DIRECTION
Write the records out again exactly, leaving no images in.

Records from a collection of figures
>> START

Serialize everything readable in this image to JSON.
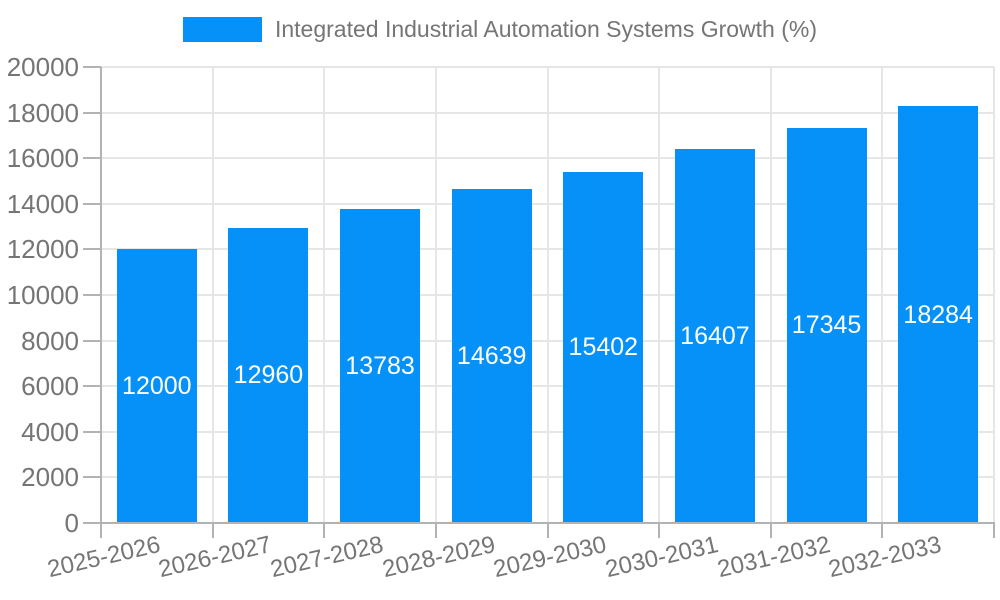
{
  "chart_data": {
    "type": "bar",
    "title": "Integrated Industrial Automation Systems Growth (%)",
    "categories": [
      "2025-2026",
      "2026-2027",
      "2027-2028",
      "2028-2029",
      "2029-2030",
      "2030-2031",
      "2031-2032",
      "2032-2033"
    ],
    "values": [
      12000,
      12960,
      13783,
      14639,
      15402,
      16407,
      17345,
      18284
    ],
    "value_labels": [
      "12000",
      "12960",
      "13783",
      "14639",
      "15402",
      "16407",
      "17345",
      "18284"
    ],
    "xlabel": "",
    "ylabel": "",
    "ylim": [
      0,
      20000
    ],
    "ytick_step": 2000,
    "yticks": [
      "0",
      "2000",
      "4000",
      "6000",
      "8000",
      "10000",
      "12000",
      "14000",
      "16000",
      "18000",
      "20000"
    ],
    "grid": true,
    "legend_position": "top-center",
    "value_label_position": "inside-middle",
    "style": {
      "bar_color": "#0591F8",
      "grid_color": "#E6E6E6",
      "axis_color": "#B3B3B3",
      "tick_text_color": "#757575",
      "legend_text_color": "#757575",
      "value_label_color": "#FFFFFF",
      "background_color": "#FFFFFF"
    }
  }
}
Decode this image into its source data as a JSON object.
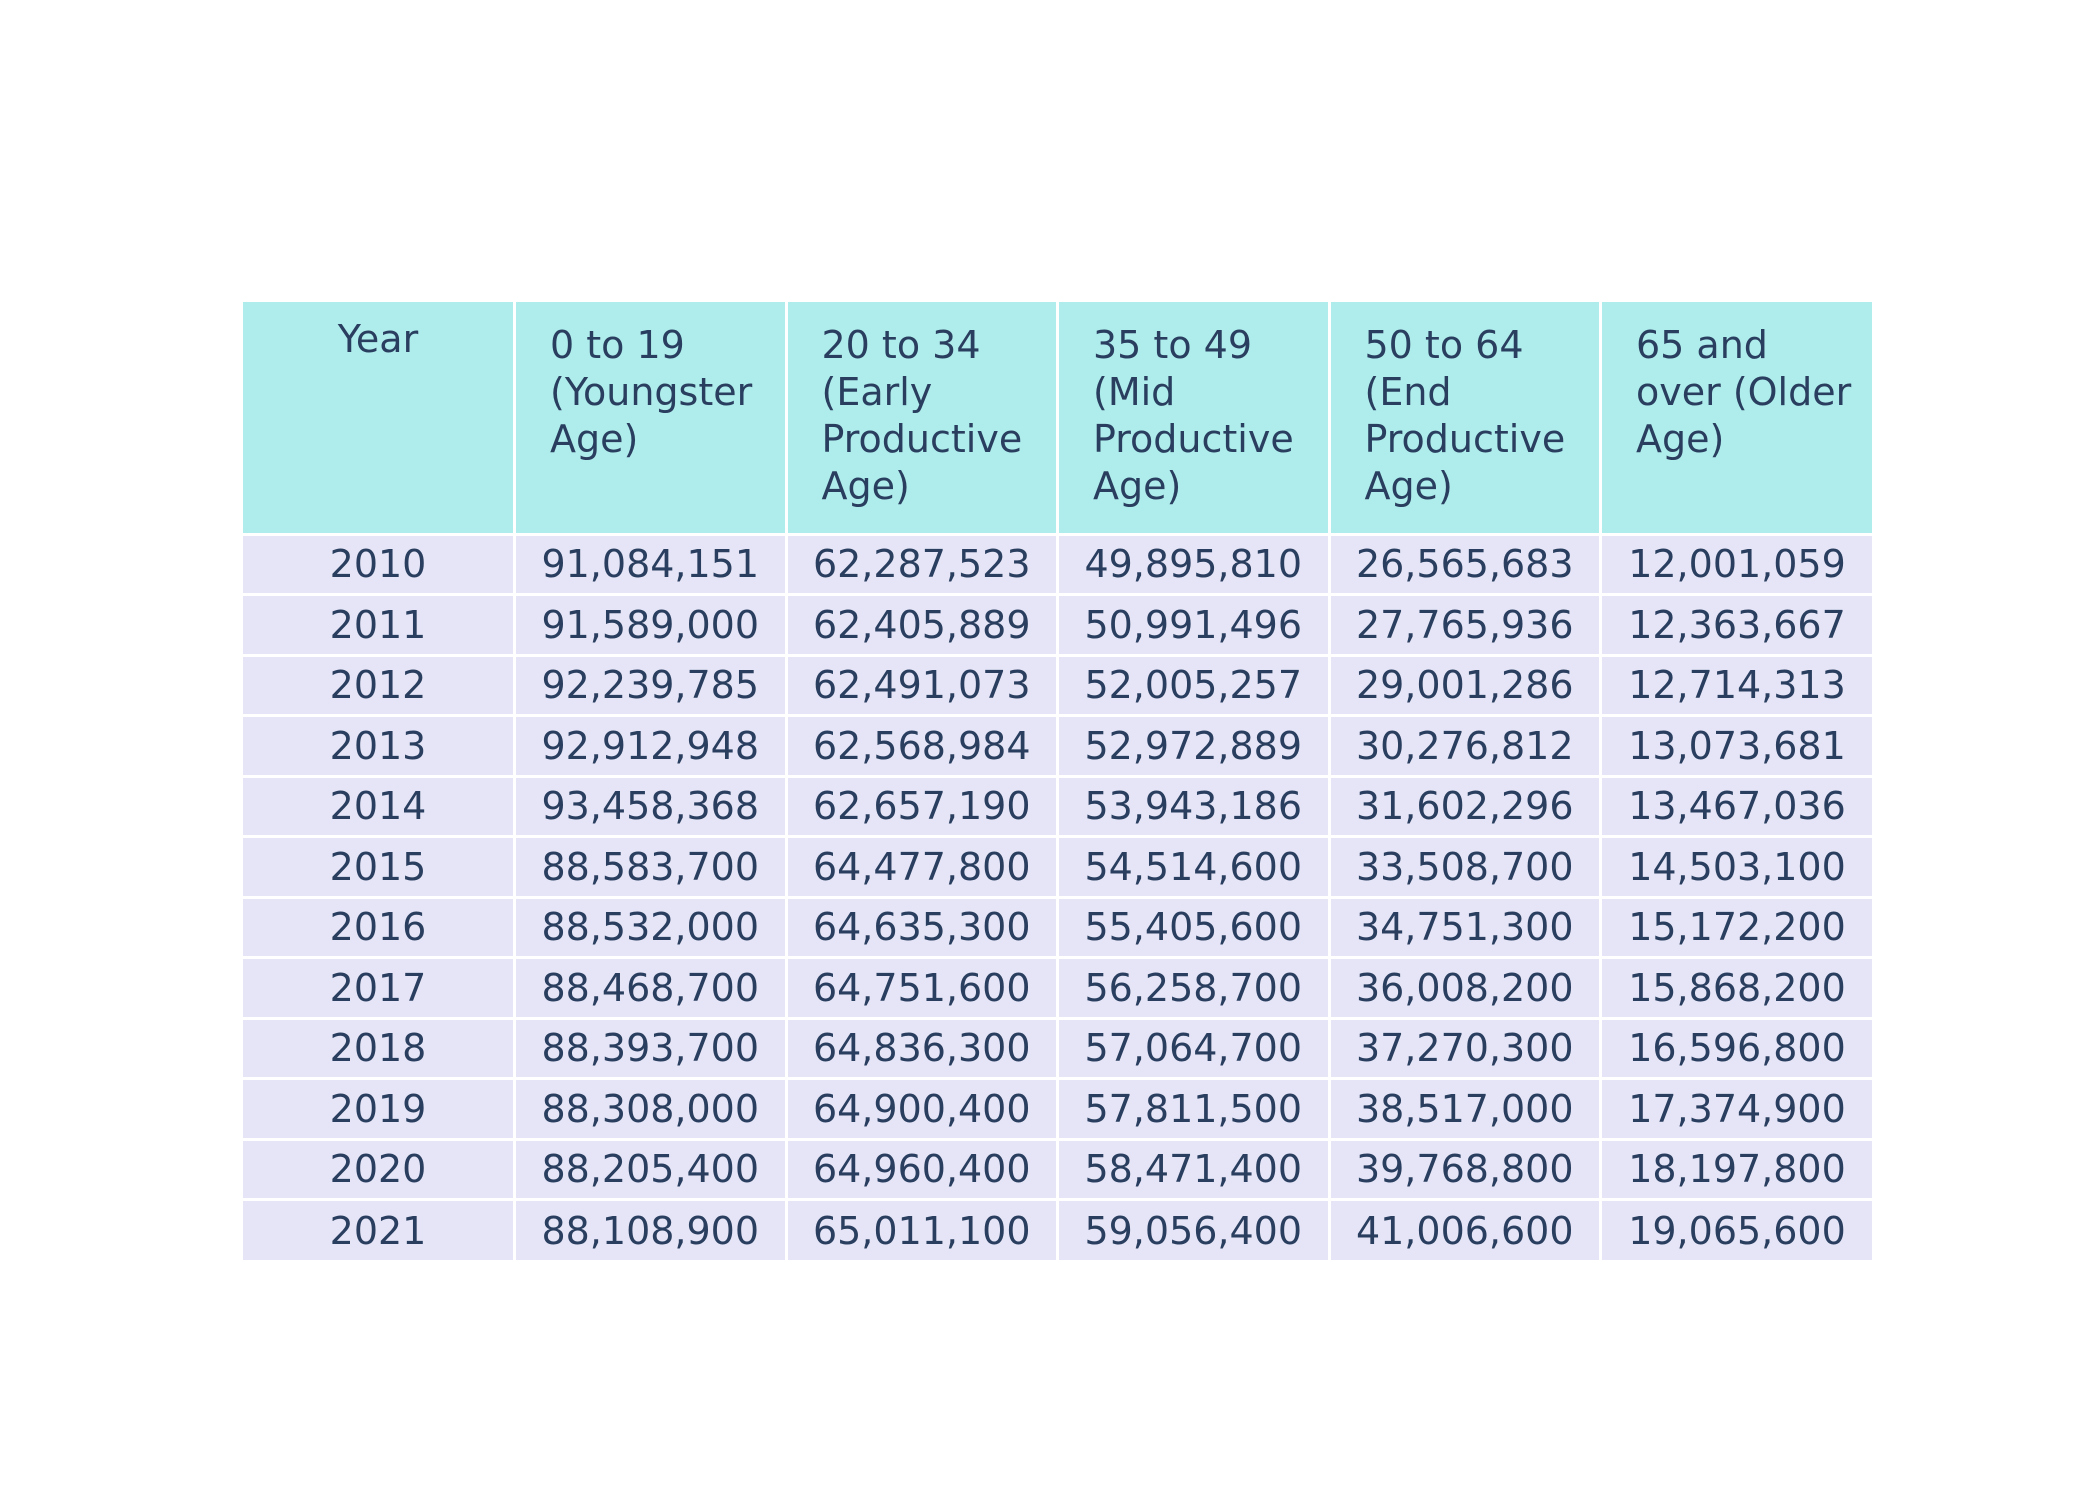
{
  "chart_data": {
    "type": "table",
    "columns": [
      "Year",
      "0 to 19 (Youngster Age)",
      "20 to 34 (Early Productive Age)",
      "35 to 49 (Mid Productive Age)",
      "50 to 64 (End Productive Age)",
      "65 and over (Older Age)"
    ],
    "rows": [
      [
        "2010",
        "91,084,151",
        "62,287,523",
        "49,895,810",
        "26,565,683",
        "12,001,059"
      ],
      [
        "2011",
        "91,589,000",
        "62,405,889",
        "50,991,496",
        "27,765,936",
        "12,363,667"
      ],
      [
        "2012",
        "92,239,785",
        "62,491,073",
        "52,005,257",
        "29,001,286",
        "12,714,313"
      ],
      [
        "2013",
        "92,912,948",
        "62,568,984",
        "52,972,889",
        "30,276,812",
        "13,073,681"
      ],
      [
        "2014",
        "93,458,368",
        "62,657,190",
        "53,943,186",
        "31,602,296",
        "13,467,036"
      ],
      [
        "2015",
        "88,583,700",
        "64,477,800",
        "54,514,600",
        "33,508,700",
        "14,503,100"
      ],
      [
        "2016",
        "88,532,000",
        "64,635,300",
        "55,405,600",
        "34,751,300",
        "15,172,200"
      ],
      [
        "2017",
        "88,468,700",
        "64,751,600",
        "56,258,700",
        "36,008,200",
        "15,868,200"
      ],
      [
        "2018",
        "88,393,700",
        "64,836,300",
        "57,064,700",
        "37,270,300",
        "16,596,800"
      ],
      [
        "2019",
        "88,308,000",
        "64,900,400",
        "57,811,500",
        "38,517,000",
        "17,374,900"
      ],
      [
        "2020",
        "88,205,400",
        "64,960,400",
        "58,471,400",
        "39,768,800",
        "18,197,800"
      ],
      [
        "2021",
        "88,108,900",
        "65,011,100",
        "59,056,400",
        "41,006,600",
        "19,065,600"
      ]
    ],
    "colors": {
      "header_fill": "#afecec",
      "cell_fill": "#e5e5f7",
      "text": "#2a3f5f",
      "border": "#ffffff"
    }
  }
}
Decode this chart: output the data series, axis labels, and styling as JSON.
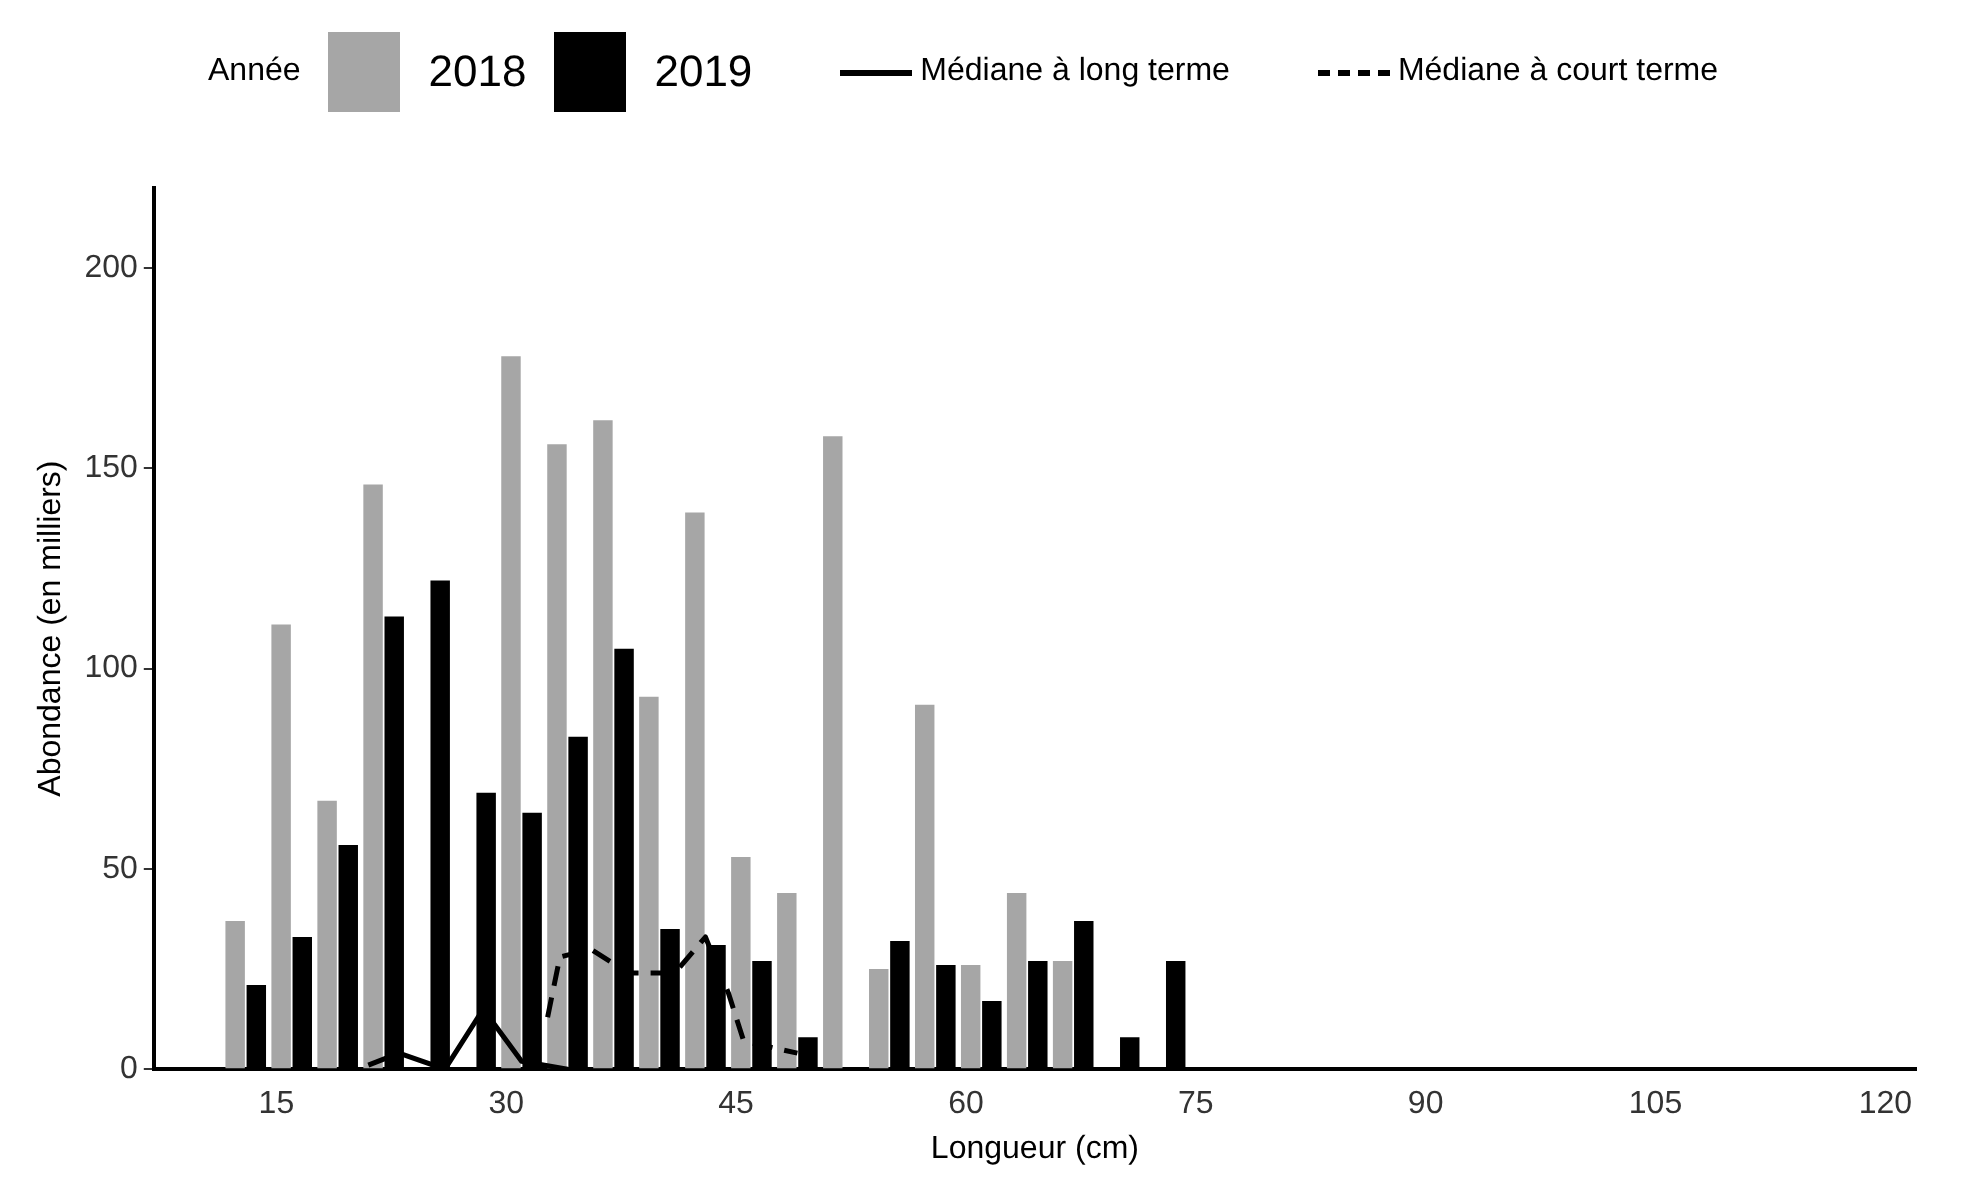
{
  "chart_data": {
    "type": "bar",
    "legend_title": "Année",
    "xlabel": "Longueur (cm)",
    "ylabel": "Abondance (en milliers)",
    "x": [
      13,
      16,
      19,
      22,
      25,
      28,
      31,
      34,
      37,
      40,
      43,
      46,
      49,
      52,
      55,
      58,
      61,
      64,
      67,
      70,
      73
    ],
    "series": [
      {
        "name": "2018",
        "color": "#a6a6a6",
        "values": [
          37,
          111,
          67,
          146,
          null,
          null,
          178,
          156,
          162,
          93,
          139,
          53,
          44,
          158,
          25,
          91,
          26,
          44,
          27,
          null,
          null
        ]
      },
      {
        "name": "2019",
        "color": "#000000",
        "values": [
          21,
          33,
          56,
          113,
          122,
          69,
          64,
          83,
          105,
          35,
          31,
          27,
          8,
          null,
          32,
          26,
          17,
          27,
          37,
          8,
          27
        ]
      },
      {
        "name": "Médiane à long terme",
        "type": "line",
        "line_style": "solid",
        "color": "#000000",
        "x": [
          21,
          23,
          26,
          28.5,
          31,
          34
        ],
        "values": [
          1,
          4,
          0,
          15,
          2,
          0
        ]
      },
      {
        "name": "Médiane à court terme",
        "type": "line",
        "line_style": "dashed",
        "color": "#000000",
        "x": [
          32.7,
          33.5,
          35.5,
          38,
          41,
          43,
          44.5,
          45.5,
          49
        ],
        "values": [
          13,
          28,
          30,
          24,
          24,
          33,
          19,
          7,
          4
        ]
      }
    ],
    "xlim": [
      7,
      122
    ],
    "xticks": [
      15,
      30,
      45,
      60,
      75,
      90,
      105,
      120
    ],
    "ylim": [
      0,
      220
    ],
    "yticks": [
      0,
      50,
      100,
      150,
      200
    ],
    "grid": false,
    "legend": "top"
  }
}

>> END

IN RESPONSE
Serialize everything readable in this image to JSON.
{
  "chart_data": {
    "type": "bar",
    "title": "Integrated Industrial Automation Systems Growth (%)",
    "categories": [
      "2025-2026",
      "2026-2027",
      "2027-2028",
      "2028-2029",
      "2029-2030",
      "2030-2031",
      "2031-2032",
      "2032-2033"
    ],
    "values": [
      12000,
      12960,
      13783,
      14639,
      15402,
      16407,
      17345,
      18284
    ],
    "value_labels": [
      "12000",
      "12960",
      "13783",
      "14639",
      "15402",
      "16407",
      "17345",
      "18284"
    ],
    "xlabel": "",
    "ylabel": "",
    "ylim": [
      0,
      20000
    ],
    "ytick_step": 2000,
    "yticks": [
      "0",
      "2000",
      "4000",
      "6000",
      "8000",
      "10000",
      "12000",
      "14000",
      "16000",
      "18000",
      "20000"
    ],
    "grid": true,
    "legend_position": "top-center",
    "value_label_position": "inside-middle",
    "style": {
      "bar_color": "#0591F8",
      "grid_color": "#E6E6E6",
      "axis_color": "#B3B3B3",
      "tick_text_color": "#757575",
      "legend_text_color": "#757575",
      "value_label_color": "#FFFFFF",
      "background_color": "#FFFFFF"
    }
  }
}
Decode this image into its source data as a JSON object.
{
  "chart_data": {
    "type": "table",
    "columns": [
      "Year",
      "0 to 19 (Youngster Age)",
      "20 to 34 (Early Productive Age)",
      "35 to 49 (Mid Productive Age)",
      "50 to 64 (End Productive Age)",
      "65 and over (Older Age)"
    ],
    "rows": [
      [
        "2010",
        "91,084,151",
        "62,287,523",
        "49,895,810",
        "26,565,683",
        "12,001,059"
      ],
      [
        "2011",
        "91,589,000",
        "62,405,889",
        "50,991,496",
        "27,765,936",
        "12,363,667"
      ],
      [
        "2012",
        "92,239,785",
        "62,491,073",
        "52,005,257",
        "29,001,286",
        "12,714,313"
      ],
      [
        "2013",
        "92,912,948",
        "62,568,984",
        "52,972,889",
        "30,276,812",
        "13,073,681"
      ],
      [
        "2014",
        "93,458,368",
        "62,657,190",
        "53,943,186",
        "31,602,296",
        "13,467,036"
      ],
      [
        "2015",
        "88,583,700",
        "64,477,800",
        "54,514,600",
        "33,508,700",
        "14,503,100"
      ],
      [
        "2016",
        "88,532,000",
        "64,635,300",
        "55,405,600",
        "34,751,300",
        "15,172,200"
      ],
      [
        "2017",
        "88,468,700",
        "64,751,600",
        "56,258,700",
        "36,008,200",
        "15,868,200"
      ],
      [
        "2018",
        "88,393,700",
        "64,836,300",
        "57,064,700",
        "37,270,300",
        "16,596,800"
      ],
      [
        "2019",
        "88,308,000",
        "64,900,400",
        "57,811,500",
        "38,517,000",
        "17,374,900"
      ],
      [
        "2020",
        "88,205,400",
        "64,960,400",
        "58,471,400",
        "39,768,800",
        "18,197,800"
      ],
      [
        "2021",
        "88,108,900",
        "65,011,100",
        "59,056,400",
        "41,006,600",
        "19,065,600"
      ]
    ],
    "colors": {
      "header_fill": "#afecec",
      "cell_fill": "#e5e5f7",
      "text": "#2a3f5f",
      "border": "#ffffff"
    }
  }
}
Decode this chart: output the data series, axis labels, and styling as JSON.
{
  "chart_data": {
    "type": "bar",
    "legend_title": "Année",
    "xlabel": "Longueur (cm)",
    "ylabel": "Abondance (en milliers)",
    "x": [
      13,
      16,
      19,
      22,
      25,
      28,
      31,
      34,
      37,
      40,
      43,
      46,
      49,
      52,
      55,
      58,
      61,
      64,
      67,
      70,
      73
    ],
    "series": [
      {
        "name": "2018",
        "color": "#a6a6a6",
        "values": [
          37,
          111,
          67,
          146,
          null,
          null,
          178,
          156,
          162,
          93,
          139,
          53,
          44,
          158,
          25,
          91,
          26,
          44,
          27,
          null,
          null
        ]
      },
      {
        "name": "2019",
        "color": "#000000",
        "values": [
          21,
          33,
          56,
          113,
          122,
          69,
          64,
          83,
          105,
          35,
          31,
          27,
          8,
          null,
          32,
          26,
          17,
          27,
          37,
          8,
          27
        ]
      },
      {
        "name": "Médiane à long terme",
        "type": "line",
        "line_style": "solid",
        "color": "#000000",
        "x": [
          21,
          23,
          26,
          28.5,
          31,
          34
        ],
        "values": [
          1,
          4,
          0,
          15,
          2,
          0
        ]
      },
      {
        "name": "Médiane à court terme",
        "type": "line",
        "line_style": "dashed",
        "color": "#000000",
        "x": [
          32.7,
          33.5,
          35.5,
          38,
          41,
          43,
          44.5,
          45.5,
          49
        ],
        "values": [
          13,
          28,
          30,
          24,
          24,
          33,
          19,
          7,
          4
        ]
      }
    ],
    "xlim": [
      7,
      122
    ],
    "xticks": [
      15,
      30,
      45,
      60,
      75,
      90,
      105,
      120
    ],
    "ylim": [
      0,
      220
    ],
    "yticks": [
      0,
      50,
      100,
      150,
      200
    ],
    "grid": false,
    "legend": "top"
  }
}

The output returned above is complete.